Only a number is expected: how many lines in the data below contain the word "Photons".

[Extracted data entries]
▽

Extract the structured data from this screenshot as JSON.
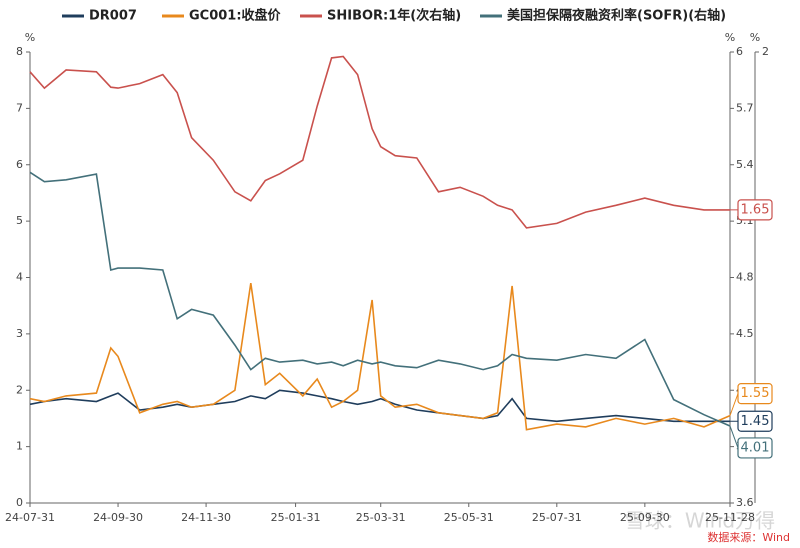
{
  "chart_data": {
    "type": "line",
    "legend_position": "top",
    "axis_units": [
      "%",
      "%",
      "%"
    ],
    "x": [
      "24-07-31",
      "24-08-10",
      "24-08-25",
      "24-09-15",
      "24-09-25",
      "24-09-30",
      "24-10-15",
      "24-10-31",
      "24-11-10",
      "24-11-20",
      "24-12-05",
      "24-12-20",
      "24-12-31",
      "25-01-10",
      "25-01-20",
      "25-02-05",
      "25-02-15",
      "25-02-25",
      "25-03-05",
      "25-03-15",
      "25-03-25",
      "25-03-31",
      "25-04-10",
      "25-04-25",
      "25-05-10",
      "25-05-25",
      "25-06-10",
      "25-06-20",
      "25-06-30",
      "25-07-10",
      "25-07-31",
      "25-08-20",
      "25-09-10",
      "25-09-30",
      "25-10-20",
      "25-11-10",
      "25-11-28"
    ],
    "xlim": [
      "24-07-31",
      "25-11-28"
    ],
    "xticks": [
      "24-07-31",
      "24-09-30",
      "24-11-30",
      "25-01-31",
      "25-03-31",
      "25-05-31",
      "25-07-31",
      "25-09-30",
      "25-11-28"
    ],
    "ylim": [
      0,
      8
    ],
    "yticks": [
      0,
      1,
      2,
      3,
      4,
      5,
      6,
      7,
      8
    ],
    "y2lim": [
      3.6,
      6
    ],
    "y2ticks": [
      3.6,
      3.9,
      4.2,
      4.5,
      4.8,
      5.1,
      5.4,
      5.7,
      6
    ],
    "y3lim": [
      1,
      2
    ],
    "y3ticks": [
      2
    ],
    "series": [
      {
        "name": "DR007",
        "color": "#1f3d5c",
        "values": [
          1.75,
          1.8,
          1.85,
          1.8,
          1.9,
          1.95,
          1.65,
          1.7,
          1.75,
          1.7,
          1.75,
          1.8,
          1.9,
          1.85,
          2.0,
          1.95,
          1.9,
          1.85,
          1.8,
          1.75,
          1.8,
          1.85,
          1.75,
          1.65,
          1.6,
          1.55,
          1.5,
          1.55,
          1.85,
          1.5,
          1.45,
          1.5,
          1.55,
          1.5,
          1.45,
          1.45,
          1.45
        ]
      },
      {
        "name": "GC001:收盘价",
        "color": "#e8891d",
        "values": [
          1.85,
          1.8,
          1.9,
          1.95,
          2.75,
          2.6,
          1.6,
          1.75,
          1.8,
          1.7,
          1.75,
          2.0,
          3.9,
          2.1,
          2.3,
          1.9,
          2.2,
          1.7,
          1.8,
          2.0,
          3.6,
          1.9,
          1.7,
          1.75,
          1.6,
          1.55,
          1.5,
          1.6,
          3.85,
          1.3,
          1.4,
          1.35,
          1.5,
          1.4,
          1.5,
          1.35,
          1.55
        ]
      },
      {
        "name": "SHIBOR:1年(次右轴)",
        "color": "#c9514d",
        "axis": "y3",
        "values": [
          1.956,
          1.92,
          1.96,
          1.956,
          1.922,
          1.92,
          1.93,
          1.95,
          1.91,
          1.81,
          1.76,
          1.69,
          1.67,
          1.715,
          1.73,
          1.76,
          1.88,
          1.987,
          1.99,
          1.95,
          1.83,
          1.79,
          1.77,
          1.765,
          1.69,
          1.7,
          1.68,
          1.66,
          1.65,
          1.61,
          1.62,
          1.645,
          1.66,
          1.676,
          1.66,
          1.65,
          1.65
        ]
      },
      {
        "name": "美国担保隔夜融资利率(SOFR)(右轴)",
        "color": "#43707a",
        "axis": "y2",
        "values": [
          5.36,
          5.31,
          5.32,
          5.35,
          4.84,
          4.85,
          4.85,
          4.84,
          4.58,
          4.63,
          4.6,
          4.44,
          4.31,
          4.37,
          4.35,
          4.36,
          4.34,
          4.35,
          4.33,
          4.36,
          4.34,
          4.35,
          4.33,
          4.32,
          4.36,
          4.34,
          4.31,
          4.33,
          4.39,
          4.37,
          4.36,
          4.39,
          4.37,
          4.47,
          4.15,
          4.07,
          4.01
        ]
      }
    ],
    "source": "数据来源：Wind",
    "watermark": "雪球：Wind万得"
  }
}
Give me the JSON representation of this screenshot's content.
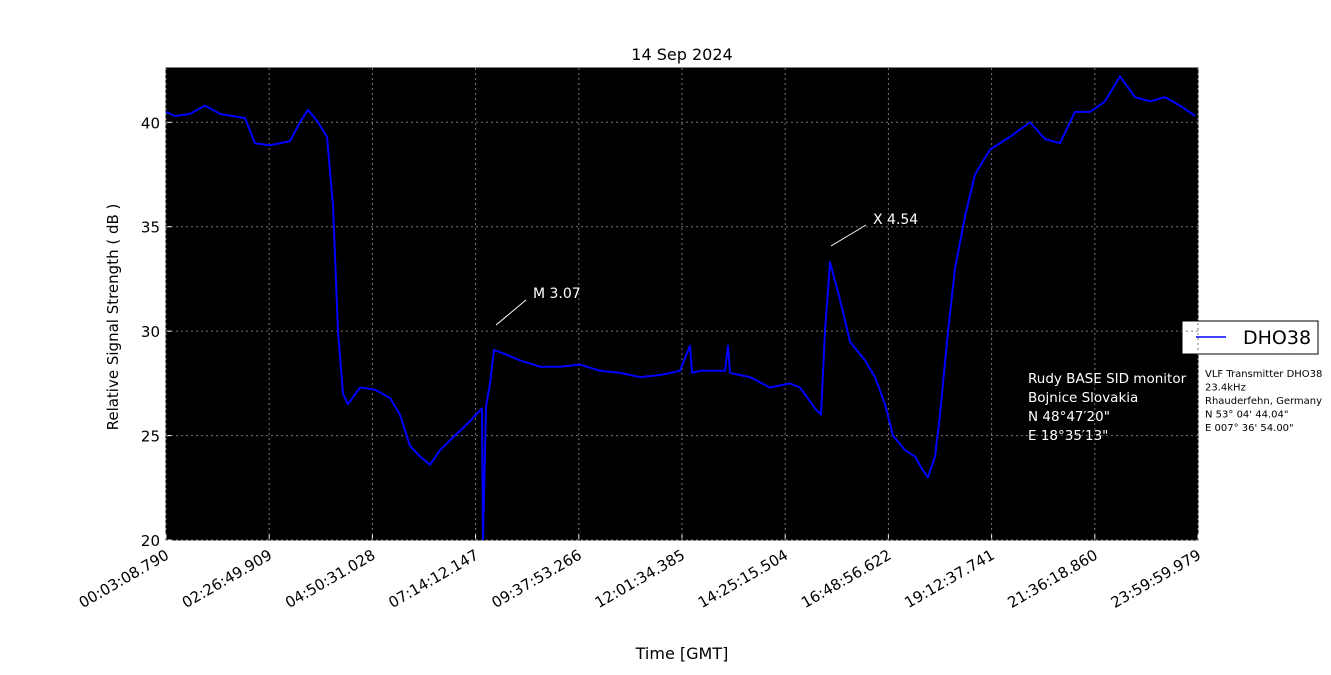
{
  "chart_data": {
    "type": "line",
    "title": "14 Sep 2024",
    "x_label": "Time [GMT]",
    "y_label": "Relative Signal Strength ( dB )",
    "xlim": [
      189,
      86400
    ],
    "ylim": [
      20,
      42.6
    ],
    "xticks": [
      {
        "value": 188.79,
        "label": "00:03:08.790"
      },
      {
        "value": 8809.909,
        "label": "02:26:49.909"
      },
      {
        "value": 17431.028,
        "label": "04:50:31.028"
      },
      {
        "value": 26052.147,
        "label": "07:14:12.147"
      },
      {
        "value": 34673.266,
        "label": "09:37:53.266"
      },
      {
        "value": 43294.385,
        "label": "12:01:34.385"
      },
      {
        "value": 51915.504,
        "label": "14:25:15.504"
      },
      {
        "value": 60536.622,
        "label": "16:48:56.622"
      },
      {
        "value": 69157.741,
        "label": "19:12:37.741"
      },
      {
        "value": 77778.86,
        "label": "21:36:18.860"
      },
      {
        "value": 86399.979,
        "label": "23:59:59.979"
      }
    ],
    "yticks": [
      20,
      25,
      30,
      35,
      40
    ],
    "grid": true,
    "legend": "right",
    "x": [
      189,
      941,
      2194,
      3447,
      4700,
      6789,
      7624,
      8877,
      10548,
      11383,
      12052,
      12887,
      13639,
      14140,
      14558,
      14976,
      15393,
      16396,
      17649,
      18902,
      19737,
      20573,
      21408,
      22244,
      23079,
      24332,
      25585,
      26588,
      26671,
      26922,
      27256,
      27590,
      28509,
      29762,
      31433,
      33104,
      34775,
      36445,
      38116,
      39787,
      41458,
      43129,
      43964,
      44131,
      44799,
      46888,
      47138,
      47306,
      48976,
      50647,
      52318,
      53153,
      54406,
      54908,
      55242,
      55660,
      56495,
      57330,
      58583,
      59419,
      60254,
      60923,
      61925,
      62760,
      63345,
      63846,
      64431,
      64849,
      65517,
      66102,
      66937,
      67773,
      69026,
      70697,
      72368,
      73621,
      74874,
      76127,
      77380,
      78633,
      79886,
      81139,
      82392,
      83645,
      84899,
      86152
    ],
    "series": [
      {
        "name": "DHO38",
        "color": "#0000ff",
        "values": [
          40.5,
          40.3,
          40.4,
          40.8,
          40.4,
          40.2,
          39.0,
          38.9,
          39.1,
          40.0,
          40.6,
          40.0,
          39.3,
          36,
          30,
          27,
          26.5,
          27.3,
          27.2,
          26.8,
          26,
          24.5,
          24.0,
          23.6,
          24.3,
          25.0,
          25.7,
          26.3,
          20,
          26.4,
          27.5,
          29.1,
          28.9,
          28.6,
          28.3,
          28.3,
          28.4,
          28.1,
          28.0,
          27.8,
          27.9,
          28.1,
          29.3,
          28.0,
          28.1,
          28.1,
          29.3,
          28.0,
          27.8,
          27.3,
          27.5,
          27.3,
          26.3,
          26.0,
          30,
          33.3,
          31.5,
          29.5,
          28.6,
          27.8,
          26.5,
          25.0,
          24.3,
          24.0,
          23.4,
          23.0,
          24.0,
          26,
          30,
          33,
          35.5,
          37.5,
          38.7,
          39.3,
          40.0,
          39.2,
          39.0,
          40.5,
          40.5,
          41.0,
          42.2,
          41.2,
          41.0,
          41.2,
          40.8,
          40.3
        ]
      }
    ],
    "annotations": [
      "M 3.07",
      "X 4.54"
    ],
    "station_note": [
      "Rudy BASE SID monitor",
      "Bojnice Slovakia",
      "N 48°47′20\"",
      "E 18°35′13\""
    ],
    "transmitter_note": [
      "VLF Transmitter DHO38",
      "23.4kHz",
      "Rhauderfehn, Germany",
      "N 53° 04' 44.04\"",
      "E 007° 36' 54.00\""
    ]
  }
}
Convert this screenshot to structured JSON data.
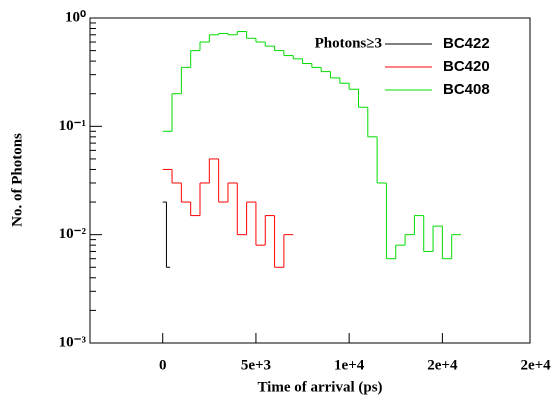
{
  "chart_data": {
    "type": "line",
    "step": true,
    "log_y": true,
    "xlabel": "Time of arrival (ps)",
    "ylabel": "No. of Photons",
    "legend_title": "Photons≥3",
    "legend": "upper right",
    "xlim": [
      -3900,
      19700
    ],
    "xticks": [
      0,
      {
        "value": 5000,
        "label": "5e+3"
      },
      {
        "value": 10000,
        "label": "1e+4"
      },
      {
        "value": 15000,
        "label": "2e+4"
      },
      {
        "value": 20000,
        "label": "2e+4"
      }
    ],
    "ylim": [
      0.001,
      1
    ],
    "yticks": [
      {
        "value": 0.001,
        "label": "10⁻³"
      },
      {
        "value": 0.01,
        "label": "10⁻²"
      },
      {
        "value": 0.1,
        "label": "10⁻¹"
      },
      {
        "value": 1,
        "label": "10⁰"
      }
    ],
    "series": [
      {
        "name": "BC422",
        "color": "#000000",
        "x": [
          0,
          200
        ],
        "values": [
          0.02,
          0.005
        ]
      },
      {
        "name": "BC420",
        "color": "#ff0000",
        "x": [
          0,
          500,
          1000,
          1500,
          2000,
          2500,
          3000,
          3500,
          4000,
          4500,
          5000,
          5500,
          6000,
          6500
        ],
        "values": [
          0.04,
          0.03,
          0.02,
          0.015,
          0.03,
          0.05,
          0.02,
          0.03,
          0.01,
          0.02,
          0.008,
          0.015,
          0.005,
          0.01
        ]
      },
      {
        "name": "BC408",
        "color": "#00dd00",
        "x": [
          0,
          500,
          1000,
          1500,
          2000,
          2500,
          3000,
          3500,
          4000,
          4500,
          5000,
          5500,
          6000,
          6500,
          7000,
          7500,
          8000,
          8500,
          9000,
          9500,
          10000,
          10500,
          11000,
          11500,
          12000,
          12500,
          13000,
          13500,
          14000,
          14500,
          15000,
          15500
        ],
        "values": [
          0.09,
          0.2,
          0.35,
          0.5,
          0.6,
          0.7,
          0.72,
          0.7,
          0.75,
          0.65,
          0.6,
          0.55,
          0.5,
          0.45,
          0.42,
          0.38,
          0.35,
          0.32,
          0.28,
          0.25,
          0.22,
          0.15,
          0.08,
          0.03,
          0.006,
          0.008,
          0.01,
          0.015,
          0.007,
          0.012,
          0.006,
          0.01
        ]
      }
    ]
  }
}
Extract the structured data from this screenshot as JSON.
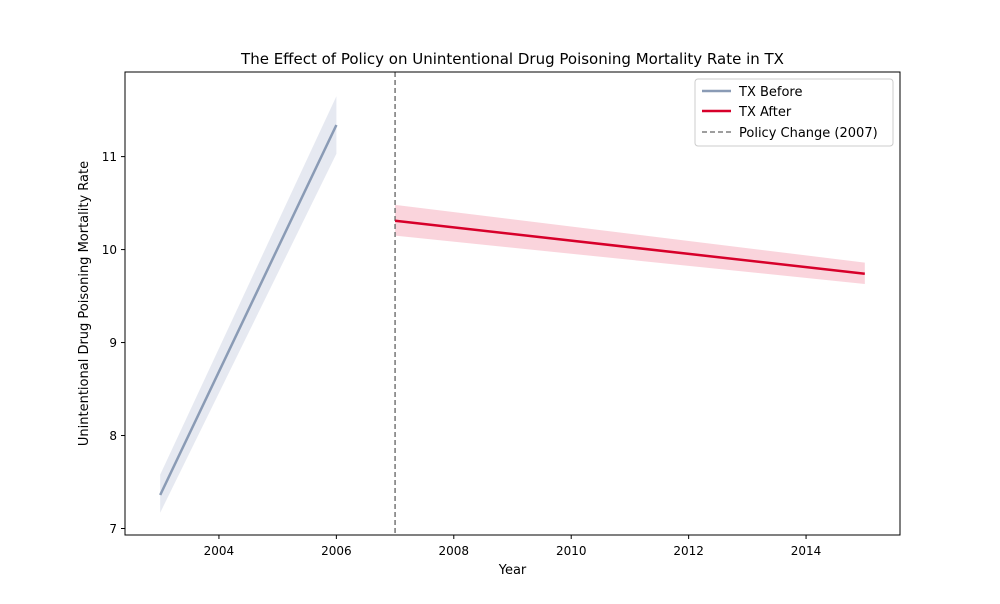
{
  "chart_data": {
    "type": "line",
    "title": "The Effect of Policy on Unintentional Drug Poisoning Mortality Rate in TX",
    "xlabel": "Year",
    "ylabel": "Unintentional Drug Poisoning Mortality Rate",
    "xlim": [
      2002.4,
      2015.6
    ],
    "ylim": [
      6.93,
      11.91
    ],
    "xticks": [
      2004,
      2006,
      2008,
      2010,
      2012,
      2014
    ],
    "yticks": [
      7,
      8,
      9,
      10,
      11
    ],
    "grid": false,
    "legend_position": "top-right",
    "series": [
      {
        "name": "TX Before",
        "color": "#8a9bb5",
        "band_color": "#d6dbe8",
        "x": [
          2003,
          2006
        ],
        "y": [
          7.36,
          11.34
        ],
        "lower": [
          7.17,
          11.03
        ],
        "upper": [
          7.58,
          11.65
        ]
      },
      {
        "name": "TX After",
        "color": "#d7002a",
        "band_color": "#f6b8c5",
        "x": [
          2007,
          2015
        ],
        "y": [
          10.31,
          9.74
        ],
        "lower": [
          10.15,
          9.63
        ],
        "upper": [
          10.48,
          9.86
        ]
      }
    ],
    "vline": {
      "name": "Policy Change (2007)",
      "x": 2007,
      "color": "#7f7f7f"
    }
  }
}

△

■ **Exercise output**
2